=== Section Start ===

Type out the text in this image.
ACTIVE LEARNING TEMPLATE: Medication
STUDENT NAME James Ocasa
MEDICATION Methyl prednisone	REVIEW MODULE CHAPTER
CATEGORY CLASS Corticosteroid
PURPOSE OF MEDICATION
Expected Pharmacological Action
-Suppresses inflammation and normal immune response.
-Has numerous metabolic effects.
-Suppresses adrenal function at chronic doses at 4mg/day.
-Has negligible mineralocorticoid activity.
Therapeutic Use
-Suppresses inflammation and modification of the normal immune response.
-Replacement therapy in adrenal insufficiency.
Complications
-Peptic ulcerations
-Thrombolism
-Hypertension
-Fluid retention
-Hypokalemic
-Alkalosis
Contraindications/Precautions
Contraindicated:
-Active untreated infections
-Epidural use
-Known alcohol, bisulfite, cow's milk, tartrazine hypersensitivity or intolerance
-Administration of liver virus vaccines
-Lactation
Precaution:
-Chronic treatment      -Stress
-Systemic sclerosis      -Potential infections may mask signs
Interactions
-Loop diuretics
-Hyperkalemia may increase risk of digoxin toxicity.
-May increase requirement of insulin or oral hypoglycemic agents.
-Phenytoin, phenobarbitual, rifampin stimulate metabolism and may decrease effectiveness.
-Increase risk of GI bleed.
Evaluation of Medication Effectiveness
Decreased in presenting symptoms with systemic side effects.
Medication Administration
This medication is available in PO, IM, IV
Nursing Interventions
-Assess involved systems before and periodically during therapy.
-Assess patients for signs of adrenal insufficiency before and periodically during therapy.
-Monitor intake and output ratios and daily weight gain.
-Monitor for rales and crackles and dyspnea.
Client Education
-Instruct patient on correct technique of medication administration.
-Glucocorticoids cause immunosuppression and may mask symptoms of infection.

=== Section End ===

# WHAT YOU NEED TO DO
For each line above that includes "immune", copy the line.

# COMPLETED EXERCISE
-Suppresses inflammation and normal immune response.
-Suppresses inflammation and modification of the normal immune response.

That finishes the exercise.